Begin Data in this exercise
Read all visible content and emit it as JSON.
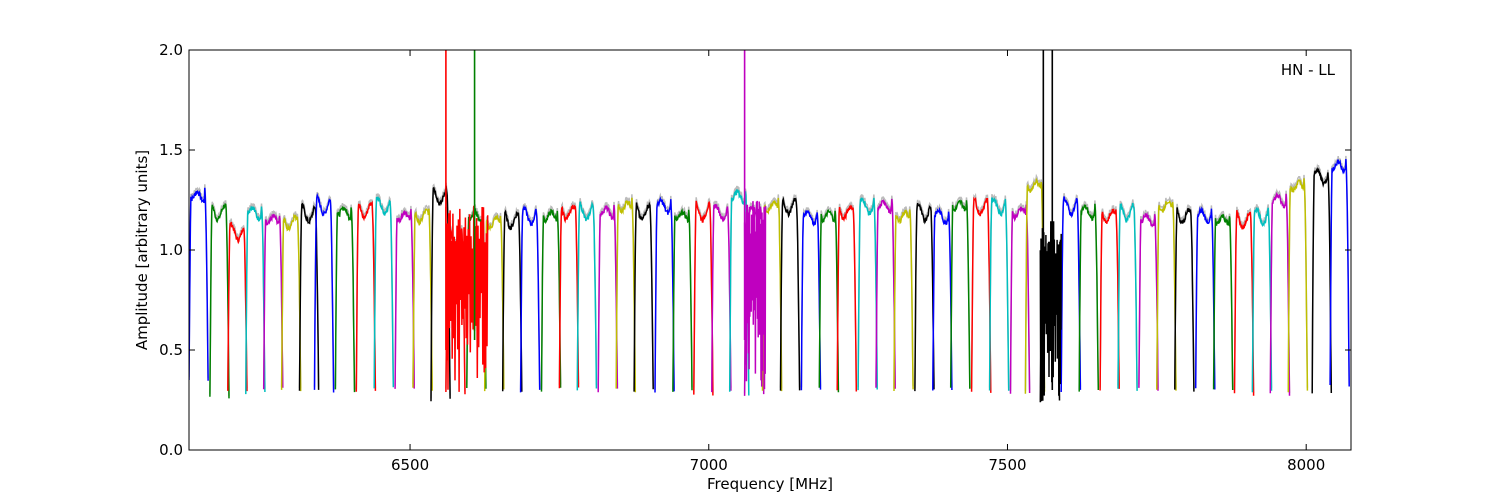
{
  "chart_data": {
    "type": "line",
    "title": "",
    "xlabel": "Frequency [MHz]",
    "ylabel": "Amplitude [arbitrary units]",
    "xlim": [
      6130,
      8075
    ],
    "ylim": [
      0.0,
      2.0
    ],
    "xticks": [
      6500,
      7000,
      7500,
      8000
    ],
    "yticks": [
      0.0,
      0.5,
      1.0,
      1.5,
      2.0
    ],
    "ytick_labels": [
      "0.0",
      "0.5",
      "1.0",
      "1.5",
      "2.0"
    ],
    "annotation": "HN - LL",
    "annotation_position": "top-right",
    "grid": false,
    "legend": "none",
    "background_trace_color": "#bbbbbb",
    "channel_width_mhz": 32,
    "channel_colors": [
      "#0000ff",
      "#008000",
      "#ff0000",
      "#00bfbf",
      "#bf00bf",
      "#bfbf00",
      "#000000"
    ],
    "channels": [
      {
        "start": 6130,
        "level": 1.3,
        "edge": 0.35,
        "color": "#0000ff"
      },
      {
        "start": 6165,
        "level": 1.22,
        "edge": 0.27,
        "color": "#008000"
      },
      {
        "start": 6195,
        "level": 1.12,
        "edge": 0.3,
        "color": "#ff0000"
      },
      {
        "start": 6225,
        "level": 1.22,
        "edge": 0.28,
        "color": "#00bfbf"
      },
      {
        "start": 6255,
        "level": 1.18,
        "edge": 0.3,
        "color": "#bf00bf"
      },
      {
        "start": 6285,
        "level": 1.17,
        "edge": 0.3,
        "color": "#bfbf00"
      },
      {
        "start": 6315,
        "level": 1.21,
        "edge": 0.3,
        "color": "#000000"
      },
      {
        "start": 6340,
        "level": 1.25,
        "edge": 0.3,
        "color": "#0000ff"
      },
      {
        "start": 6375,
        "level": 1.22,
        "edge": 0.3,
        "color": "#008000"
      },
      {
        "start": 6410,
        "level": 1.23,
        "edge": 0.3,
        "color": "#ff0000"
      },
      {
        "start": 6440,
        "level": 1.25,
        "edge": 0.32,
        "color": "#00bfbf"
      },
      {
        "start": 6475,
        "level": 1.2,
        "edge": 0.3,
        "color": "#bf00bf"
      },
      {
        "start": 6505,
        "level": 1.2,
        "edge": 0.3,
        "color": "#bfbf00"
      },
      {
        "start": 6535,
        "level": 1.3,
        "edge": 0.25,
        "color": "#000000"
      },
      {
        "start": 6560,
        "level": 1.1,
        "edge": 0.28,
        "color": "#ff0000"
      },
      {
        "start": 6595,
        "level": 1.2,
        "edge": 0.3,
        "color": "#008000"
      },
      {
        "start": 6625,
        "level": 1.17,
        "edge": 0.3,
        "color": "#bfbf00"
      },
      {
        "start": 6655,
        "level": 1.18,
        "edge": 0.3,
        "color": "#000000"
      },
      {
        "start": 6685,
        "level": 1.2,
        "edge": 0.3,
        "color": "#0000ff"
      },
      {
        "start": 6720,
        "level": 1.2,
        "edge": 0.3,
        "color": "#008000"
      },
      {
        "start": 6750,
        "level": 1.22,
        "edge": 0.3,
        "color": "#ff0000"
      },
      {
        "start": 6780,
        "level": 1.22,
        "edge": 0.3,
        "color": "#00bfbf"
      },
      {
        "start": 6815,
        "level": 1.22,
        "edge": 0.3,
        "color": "#bf00bf"
      },
      {
        "start": 6845,
        "level": 1.25,
        "edge": 0.3,
        "color": "#bfbf00"
      },
      {
        "start": 6875,
        "level": 1.22,
        "edge": 0.3,
        "color": "#000000"
      },
      {
        "start": 6910,
        "level": 1.25,
        "edge": 0.3,
        "color": "#0000ff"
      },
      {
        "start": 6940,
        "level": 1.2,
        "edge": 0.3,
        "color": "#008000"
      },
      {
        "start": 6975,
        "level": 1.22,
        "edge": 0.28,
        "color": "#ff0000"
      },
      {
        "start": 7005,
        "level": 1.22,
        "edge": 0.3,
        "color": "#bf00bf"
      },
      {
        "start": 7035,
        "level": 1.3,
        "edge": 0.28,
        "color": "#00bfbf"
      },
      {
        "start": 7060,
        "level": 1.22,
        "edge": 0.28,
        "color": "#bf00bf"
      },
      {
        "start": 7090,
        "level": 1.25,
        "edge": 0.3,
        "color": "#bfbf00"
      },
      {
        "start": 7120,
        "level": 1.25,
        "edge": 0.3,
        "color": "#000000"
      },
      {
        "start": 7155,
        "level": 1.2,
        "edge": 0.3,
        "color": "#0000ff"
      },
      {
        "start": 7185,
        "level": 1.2,
        "edge": 0.3,
        "color": "#008000"
      },
      {
        "start": 7215,
        "level": 1.22,
        "edge": 0.3,
        "color": "#ff0000"
      },
      {
        "start": 7250,
        "level": 1.25,
        "edge": 0.3,
        "color": "#00bfbf"
      },
      {
        "start": 7280,
        "level": 1.25,
        "edge": 0.3,
        "color": "#bf00bf"
      },
      {
        "start": 7310,
        "level": 1.2,
        "edge": 0.3,
        "color": "#bfbf00"
      },
      {
        "start": 7345,
        "level": 1.22,
        "edge": 0.3,
        "color": "#000000"
      },
      {
        "start": 7375,
        "level": 1.2,
        "edge": 0.3,
        "color": "#0000ff"
      },
      {
        "start": 7405,
        "level": 1.25,
        "edge": 0.3,
        "color": "#008000"
      },
      {
        "start": 7440,
        "level": 1.25,
        "edge": 0.28,
        "color": "#ff0000"
      },
      {
        "start": 7470,
        "level": 1.25,
        "edge": 0.3,
        "color": "#00bfbf"
      },
      {
        "start": 7505,
        "level": 1.22,
        "edge": 0.28,
        "color": "#bf00bf"
      },
      {
        "start": 7530,
        "level": 1.35,
        "edge": 0.28,
        "color": "#bfbf00"
      },
      {
        "start": 7555,
        "level": 0.95,
        "edge": 0.25,
        "color": "#000000"
      },
      {
        "start": 7590,
        "level": 1.25,
        "edge": 0.3,
        "color": "#0000ff"
      },
      {
        "start": 7620,
        "level": 1.22,
        "edge": 0.3,
        "color": "#008000"
      },
      {
        "start": 7655,
        "level": 1.2,
        "edge": 0.3,
        "color": "#ff0000"
      },
      {
        "start": 7685,
        "level": 1.22,
        "edge": 0.3,
        "color": "#00bfbf"
      },
      {
        "start": 7720,
        "level": 1.18,
        "edge": 0.3,
        "color": "#bf00bf"
      },
      {
        "start": 7750,
        "level": 1.25,
        "edge": 0.3,
        "color": "#bfbf00"
      },
      {
        "start": 7780,
        "level": 1.2,
        "edge": 0.3,
        "color": "#000000"
      },
      {
        "start": 7815,
        "level": 1.2,
        "edge": 0.3,
        "color": "#0000ff"
      },
      {
        "start": 7845,
        "level": 1.18,
        "edge": 0.3,
        "color": "#008000"
      },
      {
        "start": 7880,
        "level": 1.18,
        "edge": 0.28,
        "color": "#ff0000"
      },
      {
        "start": 7910,
        "level": 1.2,
        "edge": 0.3,
        "color": "#00bfbf"
      },
      {
        "start": 7940,
        "level": 1.28,
        "edge": 0.28,
        "color": "#bf00bf"
      },
      {
        "start": 7970,
        "level": 1.35,
        "edge": 0.3,
        "color": "#bfbf00"
      },
      {
        "start": 8010,
        "level": 1.4,
        "edge": 0.28,
        "color": "#000000"
      },
      {
        "start": 8040,
        "level": 1.45,
        "edge": 0.32,
        "color": "#0000ff"
      }
    ],
    "spikes": [
      {
        "x": 6560,
        "y_low": 0.5,
        "y_high": 2.0,
        "color": "#ff0000"
      },
      {
        "x": 6608,
        "y_low": 0.55,
        "y_high": 2.0,
        "color": "#008000"
      },
      {
        "x": 7060,
        "y_low": 0.55,
        "y_high": 2.0,
        "color": "#bf00bf"
      },
      {
        "x": 7560,
        "y_low": 0.3,
        "y_high": 2.0,
        "color": "#000000"
      },
      {
        "x": 7575,
        "y_low": 0.3,
        "y_high": 2.0,
        "color": "#000000"
      }
    ],
    "noisy_regions": [
      {
        "x_start": 6560,
        "x_end": 6630,
        "y_low": 0.25,
        "y_high": 1.25
      },
      {
        "x_start": 7060,
        "x_end": 7095,
        "y_low": 0.3,
        "y_high": 1.25
      },
      {
        "x_start": 7555,
        "x_end": 7590,
        "y_low": 0.22,
        "y_high": 1.15
      }
    ]
  }
}
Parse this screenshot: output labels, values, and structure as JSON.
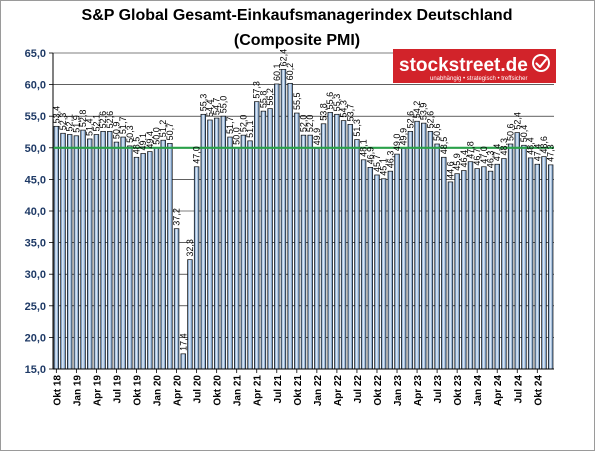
{
  "chart_data": {
    "type": "bar",
    "title": "S&P Global Gesamt-Einkaufsmanagerindex Deutschland",
    "subtitle": "(Composite PMI)",
    "xlabel": "",
    "ylabel": "",
    "ylim": [
      15,
      65
    ],
    "ytick_labels": [
      "15,0",
      "20,0",
      "25,0",
      "30,0",
      "35,0",
      "40,0",
      "45,0",
      "50,0",
      "55,0",
      "60,0",
      "65,0"
    ],
    "grid": true,
    "legend": "none",
    "reference_line": 50,
    "xtick_labels": [
      "Okt 18",
      "Jan 19",
      "Apr 19",
      "Jul 19",
      "Okt 19",
      "Jan 20",
      "Apr 20",
      "Jul 20",
      "Okt 20",
      "Jan 21",
      "Apr 21",
      "Jul 21",
      "Okt 21",
      "Jan 22",
      "Apr 22",
      "Jul 22",
      "Okt 22",
      "Jan 23",
      "Apr 23",
      "Jul 23",
      "Okt 23",
      "Jan 24",
      "Apr 24",
      "Jul 24",
      "Okt 24"
    ],
    "values": [
      53.4,
      52.3,
      52.1,
      51.9,
      52.8,
      51.4,
      52.1,
      52.6,
      52.6,
      50.9,
      51.7,
      50.3,
      48.5,
      49.1,
      49.4,
      50.0,
      51.2,
      50.7,
      37.2,
      17.4,
      32.3,
      47.0,
      55.3,
      54.4,
      54.7,
      55.0,
      51.7,
      50.0,
      52.0,
      51.1,
      57.3,
      55.8,
      56.2,
      60.1,
      62.4,
      60.2,
      55.5,
      52.0,
      52.0,
      49.9,
      53.8,
      55.6,
      55.3,
      54.3,
      53.7,
      51.3,
      48.1,
      46.9,
      45.7,
      45.1,
      46.3,
      49.0,
      49.9,
      52.6,
      54.2,
      53.9,
      52.6,
      50.6,
      48.5,
      44.6,
      45.9,
      46.4,
      47.8,
      46.7,
      47.0,
      46.3,
      47.4,
      48.3,
      50.6,
      52.4,
      50.4,
      48.4,
      47.4,
      48.6,
      47.3
    ],
    "colors": {
      "bar_fill": "#4f7fb4",
      "bar_highlight": "#e9f1fb",
      "bar_edge": "#0d0d0d",
      "reference_line": "#2aa14a",
      "grid": "#000000",
      "brand": "#d2232a"
    }
  },
  "logo": {
    "name": "stockstreet.de",
    "tagline": "unabhängig • strategisch • treffsicher",
    "icon": "checkmark-icon"
  }
}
End Data in this exercise
### [Short problem]
List every line above that contains the word "values".

### [The output]
Parse this screenshot: output labels, values, and structure as JSON.
    "values": [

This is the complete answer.